Required work: Reproduce all of the data that follows, character for character.

Dataset rows:
* start *

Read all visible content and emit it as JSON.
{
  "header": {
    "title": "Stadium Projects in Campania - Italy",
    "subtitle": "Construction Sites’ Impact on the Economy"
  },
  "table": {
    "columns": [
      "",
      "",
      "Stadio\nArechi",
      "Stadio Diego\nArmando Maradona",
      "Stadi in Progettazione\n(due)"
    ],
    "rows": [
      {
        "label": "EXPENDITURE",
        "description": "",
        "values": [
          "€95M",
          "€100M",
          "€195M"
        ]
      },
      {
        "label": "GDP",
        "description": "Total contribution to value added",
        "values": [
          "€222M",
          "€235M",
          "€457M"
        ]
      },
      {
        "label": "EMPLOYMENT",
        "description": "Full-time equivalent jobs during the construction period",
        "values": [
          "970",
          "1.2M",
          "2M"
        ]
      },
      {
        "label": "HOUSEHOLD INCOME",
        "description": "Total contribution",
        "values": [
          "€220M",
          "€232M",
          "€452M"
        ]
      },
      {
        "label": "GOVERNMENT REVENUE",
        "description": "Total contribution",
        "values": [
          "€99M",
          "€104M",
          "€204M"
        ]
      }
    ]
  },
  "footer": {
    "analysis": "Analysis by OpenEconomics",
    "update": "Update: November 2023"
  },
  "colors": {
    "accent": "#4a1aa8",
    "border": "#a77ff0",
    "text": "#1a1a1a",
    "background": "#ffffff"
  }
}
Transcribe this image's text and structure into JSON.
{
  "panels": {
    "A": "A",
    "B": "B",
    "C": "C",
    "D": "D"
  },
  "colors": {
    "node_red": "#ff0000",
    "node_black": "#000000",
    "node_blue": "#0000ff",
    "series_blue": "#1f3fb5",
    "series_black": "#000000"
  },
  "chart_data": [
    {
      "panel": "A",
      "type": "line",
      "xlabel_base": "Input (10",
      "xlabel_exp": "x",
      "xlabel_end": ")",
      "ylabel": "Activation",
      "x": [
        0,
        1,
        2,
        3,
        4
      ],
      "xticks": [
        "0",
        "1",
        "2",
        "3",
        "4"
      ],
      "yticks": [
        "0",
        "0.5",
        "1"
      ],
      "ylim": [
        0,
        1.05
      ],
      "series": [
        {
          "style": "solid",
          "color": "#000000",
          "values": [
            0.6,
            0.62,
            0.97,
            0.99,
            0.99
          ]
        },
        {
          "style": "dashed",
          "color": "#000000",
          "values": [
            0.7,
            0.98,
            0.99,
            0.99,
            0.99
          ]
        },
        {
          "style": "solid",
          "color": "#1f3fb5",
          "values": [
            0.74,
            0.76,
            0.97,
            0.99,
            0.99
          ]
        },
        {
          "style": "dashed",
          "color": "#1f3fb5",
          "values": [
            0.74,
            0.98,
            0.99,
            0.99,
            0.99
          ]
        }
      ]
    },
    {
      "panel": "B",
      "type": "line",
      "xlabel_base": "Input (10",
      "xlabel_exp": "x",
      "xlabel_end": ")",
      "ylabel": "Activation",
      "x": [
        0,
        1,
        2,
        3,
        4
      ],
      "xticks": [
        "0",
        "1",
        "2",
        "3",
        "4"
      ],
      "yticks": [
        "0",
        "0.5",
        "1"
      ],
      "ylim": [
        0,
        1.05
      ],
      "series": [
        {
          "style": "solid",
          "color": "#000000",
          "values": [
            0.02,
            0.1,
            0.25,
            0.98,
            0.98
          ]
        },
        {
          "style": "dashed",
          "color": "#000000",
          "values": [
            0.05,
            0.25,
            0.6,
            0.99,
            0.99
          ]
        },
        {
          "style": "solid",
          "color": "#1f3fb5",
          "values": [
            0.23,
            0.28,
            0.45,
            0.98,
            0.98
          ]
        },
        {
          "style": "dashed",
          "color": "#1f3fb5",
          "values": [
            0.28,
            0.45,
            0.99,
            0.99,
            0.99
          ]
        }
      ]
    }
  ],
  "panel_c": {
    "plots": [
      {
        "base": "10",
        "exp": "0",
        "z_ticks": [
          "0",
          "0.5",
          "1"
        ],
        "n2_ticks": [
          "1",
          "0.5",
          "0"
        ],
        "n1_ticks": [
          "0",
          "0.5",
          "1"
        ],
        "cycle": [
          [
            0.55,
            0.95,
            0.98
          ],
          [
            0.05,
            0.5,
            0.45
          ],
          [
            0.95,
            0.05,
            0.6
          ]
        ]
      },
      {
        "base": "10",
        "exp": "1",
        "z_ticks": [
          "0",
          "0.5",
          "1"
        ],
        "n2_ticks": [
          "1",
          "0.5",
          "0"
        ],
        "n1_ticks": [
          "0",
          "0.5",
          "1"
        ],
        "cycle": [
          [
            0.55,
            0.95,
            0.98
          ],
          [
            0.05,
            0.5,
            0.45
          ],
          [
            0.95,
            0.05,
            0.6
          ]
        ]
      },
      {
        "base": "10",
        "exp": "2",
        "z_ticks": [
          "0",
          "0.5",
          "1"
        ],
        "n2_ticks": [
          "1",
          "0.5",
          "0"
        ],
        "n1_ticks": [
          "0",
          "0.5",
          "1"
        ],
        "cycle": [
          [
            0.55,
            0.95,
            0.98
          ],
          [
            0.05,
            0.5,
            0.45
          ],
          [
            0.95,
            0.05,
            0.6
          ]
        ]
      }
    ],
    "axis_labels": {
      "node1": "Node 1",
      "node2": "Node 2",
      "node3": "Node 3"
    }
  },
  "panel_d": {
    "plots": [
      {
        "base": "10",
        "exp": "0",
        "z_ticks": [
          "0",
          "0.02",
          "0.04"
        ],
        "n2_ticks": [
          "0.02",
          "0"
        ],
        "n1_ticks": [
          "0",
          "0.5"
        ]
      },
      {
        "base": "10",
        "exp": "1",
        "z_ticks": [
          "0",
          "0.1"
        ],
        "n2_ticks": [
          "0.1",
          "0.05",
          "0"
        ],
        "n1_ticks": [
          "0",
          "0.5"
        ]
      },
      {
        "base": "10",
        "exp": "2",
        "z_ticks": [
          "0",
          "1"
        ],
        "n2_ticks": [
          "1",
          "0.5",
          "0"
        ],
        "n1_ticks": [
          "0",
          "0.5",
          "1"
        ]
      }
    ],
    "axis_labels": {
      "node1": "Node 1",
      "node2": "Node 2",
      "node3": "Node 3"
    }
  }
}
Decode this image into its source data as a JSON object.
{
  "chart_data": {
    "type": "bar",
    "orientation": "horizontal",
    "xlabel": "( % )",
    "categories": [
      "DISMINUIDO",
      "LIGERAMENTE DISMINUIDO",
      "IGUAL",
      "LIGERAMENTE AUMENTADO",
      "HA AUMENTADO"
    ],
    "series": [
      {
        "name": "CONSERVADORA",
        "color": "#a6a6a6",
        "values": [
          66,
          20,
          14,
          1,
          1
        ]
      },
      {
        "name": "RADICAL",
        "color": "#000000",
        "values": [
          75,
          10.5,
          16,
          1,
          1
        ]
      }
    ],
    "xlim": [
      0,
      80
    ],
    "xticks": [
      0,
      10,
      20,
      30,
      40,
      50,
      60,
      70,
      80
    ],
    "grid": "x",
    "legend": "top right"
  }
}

* end *

Solution to this task:
Read all visible content and emit it as JSON.
{
  "header": {
    "title": "Stadium Projects in Campania - Italy",
    "subtitle": "Construction Sites’ Impact on the Economy"
  },
  "table": {
    "columns": [
      "",
      "",
      "Stadio\nArechi",
      "Stadio Diego\nArmando Maradona",
      "Stadi in Progettazione\n(due)"
    ],
    "rows": [
      {
        "label": "EXPENDITURE",
        "description": "",
        "values": [
          "€95M",
          "€100M",
          "€195M"
        ]
      },
      {
        "label": "GDP",
        "description": "Total contribution to value added",
        "values": [
          "€222M",
          "€235M",
          "€457M"
        ]
      },
      {
        "label": "EMPLOYMENT",
        "description": "Full-time equivalent jobs during the construction period",
        "values": [
          "970",
          "1.2M",
          "2M"
        ]
      },
      {
        "label": "HOUSEHOLD INCOME",
        "description": "Total contribution",
        "values": [
          "€220M",
          "€232M",
          "€452M"
        ]
      },
      {
        "label": "GOVERNMENT REVENUE",
        "description": "Total contribution",
        "values": [
          "€99M",
          "€104M",
          "€204M"
        ]
      }
    ]
  },
  "footer": {
    "analysis": "Analysis by OpenEconomics",
    "update": "Update: November 2023"
  },
  "colors": {
    "accent": "#4a1aa8",
    "border": "#a77ff0",
    "text": "#1a1a1a",
    "background": "#ffffff"
  }
}
Transcribe this image's text and structure into JSON.
{
  "panels": {
    "A": "A",
    "B": "B",
    "C": "C",
    "D": "D"
  },
  "colors": {
    "node_red": "#ff0000",
    "node_black": "#000000",
    "node_blue": "#0000ff",
    "series_blue": "#1f3fb5",
    "series_black": "#000000"
  },
  "chart_data": [
    {
      "panel": "A",
      "type": "line",
      "xlabel_base": "Input (10",
      "xlabel_exp": "x",
      "xlabel_end": ")",
      "ylabel": "Activation",
      "x": [
        0,
        1,
        2,
        3,
        4
      ],
      "xticks": [
        "0",
        "1",
        "2",
        "3",
        "4"
      ],
      "yticks": [
        "0",
        "0.5",
        "1"
      ],
      "ylim": [
        0,
        1.05
      ],
      "series": [
        {
          "style": "solid",
          "color": "#000000",
          "values": [
            0.6,
            0.62,
            0.97,
            0.99,
            0.99
          ]
        },
        {
          "style": "dashed",
          "color": "#000000",
          "values": [
            0.7,
            0.98,
            0.99,
            0.99,
            0.99
          ]
        },
        {
          "style": "solid",
          "color": "#1f3fb5",
          "values": [
            0.74,
            0.76,
            0.97,
            0.99,
            0.99
          ]
        },
        {
          "style": "dashed",
          "color": "#1f3fb5",
          "values": [
            0.74,
            0.98,
            0.99,
            0.99,
            0.99
          ]
        }
      ]
    },
    {
      "panel": "B",
      "type": "line",
      "xlabel_base": "Input (10",
      "xlabel_exp": "x",
      "xlabel_end": ")",
      "ylabel": "Activation",
      "x": [
        0,
        1,
        2,
        3,
        4
      ],
      "xticks": [
        "0",
        "1",
        "2",
        "3",
        "4"
      ],
      "yticks": [
        "0",
        "0.5",
        "1"
      ],
      "ylim": [
        0,
        1.05
      ],
      "series": [
        {
          "style": "solid",
          "color": "#000000",
          "values": [
            0.02,
            0.1,
            0.25,
            0.98,
            0.98
          ]
        },
        {
          "style": "dashed",
          "color": "#000000",
          "values": [
            0.05,
            0.25,
            0.6,
            0.99,
            0.99
          ]
        },
        {
          "style": "solid",
          "color": "#1f3fb5",
          "values": [
            0.23,
            0.28,
            0.45,
            0.98,
            0.98
          ]
        },
        {
          "style": "dashed",
          "color": "#1f3fb5",
          "values": [
            0.28,
            0.45,
            0.99,
            0.99,
            0.99
          ]
        }
      ]
    }
  ],
  "panel_c": {
    "plots": [
      {
        "base": "10",
        "exp": "0",
        "z_ticks": [
          "0",
          "0.5",
          "1"
        ],
        "n2_ticks": [
          "1",
          "0.5",
          "0"
        ],
        "n1_ticks": [
          "0",
          "0.5",
          "1"
        ],
        "cycle": [
          [
            0.55,
            0.95,
            0.98
          ],
          [
            0.05,
            0.5,
            0.45
          ],
          [
            0.95,
            0.05,
            0.6
          ]
        ]
      },
      {
        "base": "10",
        "exp": "1",
        "z_ticks": [
          "0",
          "0.5",
          "1"
        ],
        "n2_ticks": [
          "1",
          "0.5",
          "0"
        ],
        "n1_ticks": [
          "0",
          "0.5",
          "1"
        ],
        "cycle": [
          [
            0.55,
            0.95,
            0.98
          ],
          [
            0.05,
            0.5,
            0.45
          ],
          [
            0.95,
            0.05,
            0.6
          ]
        ]
      },
      {
        "base": "10",
        "exp": "2",
        "z_ticks": [
          "0",
          "0.5",
          "1"
        ],
        "n2_ticks": [
          "1",
          "0.5",
          "0"
        ],
        "n1_ticks": [
          "0",
          "0.5",
          "1"
        ],
        "cycle": [
          [
            0.55,
            0.95,
            0.98
          ],
          [
            0.05,
            0.5,
            0.45
          ],
          [
            0.95,
            0.05,
            0.6
          ]
        ]
      }
    ],
    "axis_labels": {
      "node1": "Node 1",
      "node2": "Node 2",
      "node3": "Node 3"
    }
  },
  "panel_d": {
    "plots": [
      {
        "base": "10",
        "exp": "0",
        "z_ticks": [
          "0",
          "0.02",
          "0.04"
        ],
        "n2_ticks": [
          "0.02",
          "0"
        ],
        "n1_ticks": [
          "0",
          "0.5"
        ]
      },
      {
        "base": "10",
        "exp": "1",
        "z_ticks": [
          "0",
          "0.1"
        ],
        "n2_ticks": [
          "0.1",
          "0.05",
          "0"
        ],
        "n1_ticks": [
          "0",
          "0.5"
        ]
      },
      {
        "base": "10",
        "exp": "2",
        "z_ticks": [
          "0",
          "1"
        ],
        "n2_ticks": [
          "1",
          "0.5",
          "0"
        ],
        "n1_ticks": [
          "0",
          "0.5",
          "1"
        ]
      }
    ],
    "axis_labels": {
      "node1": "Node 1",
      "node2": "Node 2",
      "node3": "Node 3"
    }
  }
}
Decode this image into its source data as a JSON object.
{
  "chart_data": {
    "type": "bar",
    "orientation": "horizontal",
    "xlabel": "( % )",
    "categories": [
      "DISMINUIDO",
      "LIGERAMENTE DISMINUIDO",
      "IGUAL",
      "LIGERAMENTE AUMENTADO",
      "HA AUMENTADO"
    ],
    "series": [
      {
        "name": "CONSERVADORA",
        "color": "#a6a6a6",
        "values": [
          66,
          20,
          14,
          1,
          1
        ]
      },
      {
        "name": "RADICAL",
        "color": "#000000",
        "values": [
          75,
          10.5,
          16,
          1,
          1
        ]
      }
    ],
    "xlim": [
      0,
      80
    ],
    "xticks": [
      0,
      10,
      20,
      30,
      40,
      50,
      60,
      70,
      80
    ],
    "grid": "x",
    "legend": "top right"
  }
}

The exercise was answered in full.